#### Short problem
Reproduce the records that follow in full, excluding any picture they contain.

#### Input for this task
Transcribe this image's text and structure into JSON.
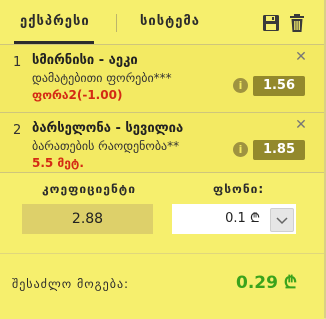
{
  "header": {
    "tab_express": "ექსპრესი",
    "tab_system": "სისტემა"
  },
  "bets": [
    {
      "index": "1",
      "title": "სმირნისი - აეკი",
      "market": "დამატებითი ფორები***",
      "selection": "ფორა2(-1.00)",
      "odds": "1.56"
    },
    {
      "index": "2",
      "title": "ბარსელონა - სევილია",
      "market": "ბარათების რაოდენობა**",
      "selection": "5.5 მეტ.",
      "odds": "1.85"
    }
  ],
  "summary": {
    "coef_label": "კოეფიციენტი",
    "coef_value": "2.88",
    "stake_label": "ფსონი:",
    "stake_value": "0.1 ₾",
    "win_label": "შესაძლო მოგება:",
    "win_value": "0.29 ₾"
  },
  "colors": {
    "panel": "#f3ea63",
    "odds_badge": "#93892c",
    "selection_text": "#d42a14",
    "win_text": "#3aa31c"
  }
}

#### Result of this exercise
Transcribe this image's text and structure into JSON.
{
  "header": {
    "tab_express": "ექსპრესი",
    "tab_system": "სისტემა"
  },
  "bets": [
    {
      "index": "1",
      "title": "სმირნისი - აეკი",
      "market": "დამატებითი ფორები***",
      "selection": "ფორა2(-1.00)",
      "odds": "1.56"
    },
    {
      "index": "2",
      "title": "ბარსელონა - სევილია",
      "market": "ბარათების რაოდენობა**",
      "selection": "5.5 მეტ.",
      "odds": "1.85"
    }
  ],
  "summary": {
    "coef_label": "კოეფიციენტი",
    "coef_value": "2.88",
    "stake_label": "ფსონი:",
    "stake_value": "0.1 ₾",
    "win_label": "შესაძლო მოგება:",
    "win_value": "0.29 ₾"
  },
  "colors": {
    "panel": "#f3ea63",
    "odds_badge": "#93892c",
    "selection_text": "#d42a14",
    "win_text": "#3aa31c"
  }
}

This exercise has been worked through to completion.